» **Task directions**
Your job is to retype all of the data word for word, leaving every image out.

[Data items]
____

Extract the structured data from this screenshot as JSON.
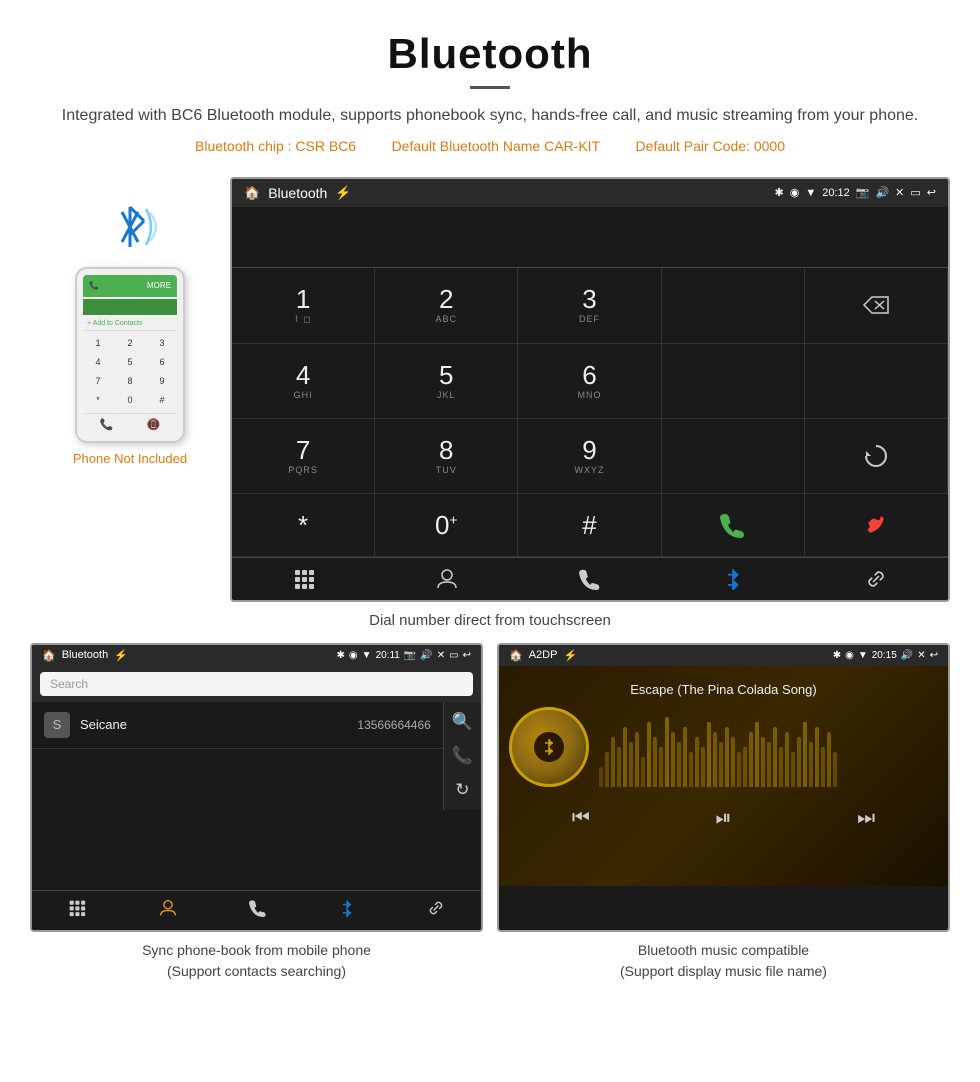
{
  "header": {
    "title": "Bluetooth",
    "description": "Integrated with BC6 Bluetooth module, supports phonebook sync, hands-free call, and music streaming from your phone.",
    "specs": {
      "chip": "Bluetooth chip : CSR BC6",
      "name": "Default Bluetooth Name CAR-KIT",
      "code": "Default Pair Code: 0000"
    }
  },
  "phone_label": "Phone Not Included",
  "dialer_screen": {
    "title": "Bluetooth",
    "time": "20:12",
    "keys": [
      {
        "num": "1",
        "sub": ""
      },
      {
        "num": "2",
        "sub": "ABC"
      },
      {
        "num": "3",
        "sub": "DEF"
      },
      {
        "num": "*",
        "sub": ""
      },
      {
        "num": "0",
        "sub": "+"
      },
      {
        "num": "#",
        "sub": ""
      },
      {
        "num": "4",
        "sub": "GHI"
      },
      {
        "num": "5",
        "sub": "JKL"
      },
      {
        "num": "6",
        "sub": "MNO"
      },
      {
        "num": "7",
        "sub": "PQRS"
      },
      {
        "num": "8",
        "sub": "TUV"
      },
      {
        "num": "9",
        "sub": "WXYZ"
      }
    ]
  },
  "dialer_caption": "Dial number direct from touchscreen",
  "phonebook_screen": {
    "title": "Bluetooth",
    "time": "20:11",
    "search_placeholder": "Search",
    "contact": {
      "initial": "S",
      "name": "Seicane",
      "number": "13566664466"
    }
  },
  "phonebook_caption": "Sync phone-book from mobile phone\n(Support contacts searching)",
  "music_screen": {
    "title": "A2DP",
    "time": "20:15",
    "song": "Escape (The Pina Colada Song)"
  },
  "music_caption": "Bluetooth music compatible\n(Support display music file name)"
}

____

» **The reply**
Extract the structured data from this screenshot as JSON.
{
  "header": {
    "title": "Bluetooth",
    "description": "Integrated with BC6 Bluetooth module, supports phonebook sync, hands-free call, and music streaming from your phone.",
    "specs": {
      "chip": "Bluetooth chip : CSR BC6",
      "name": "Default Bluetooth Name CAR-KIT",
      "code": "Default Pair Code: 0000"
    }
  },
  "phone_label": "Phone Not Included",
  "dialer_screen": {
    "title": "Bluetooth",
    "time": "20:12",
    "keys": [
      {
        "num": "1",
        "sub": ""
      },
      {
        "num": "2",
        "sub": "ABC"
      },
      {
        "num": "3",
        "sub": "DEF"
      },
      {
        "num": "*",
        "sub": ""
      },
      {
        "num": "0",
        "sub": "+"
      },
      {
        "num": "#",
        "sub": ""
      },
      {
        "num": "4",
        "sub": "GHI"
      },
      {
        "num": "5",
        "sub": "JKL"
      },
      {
        "num": "6",
        "sub": "MNO"
      },
      {
        "num": "7",
        "sub": "PQRS"
      },
      {
        "num": "8",
        "sub": "TUV"
      },
      {
        "num": "9",
        "sub": "WXYZ"
      }
    ]
  },
  "dialer_caption": "Dial number direct from touchscreen",
  "phonebook_screen": {
    "title": "Bluetooth",
    "time": "20:11",
    "search_placeholder": "Search",
    "contact": {
      "initial": "S",
      "name": "Seicane",
      "number": "13566664466"
    }
  },
  "phonebook_caption": "Sync phone-book from mobile phone\n(Support contacts searching)",
  "music_screen": {
    "title": "A2DP",
    "time": "20:15",
    "song": "Escape (The Pina Colada Song)"
  },
  "music_caption": "Bluetooth music compatible\n(Support display music file name)"
}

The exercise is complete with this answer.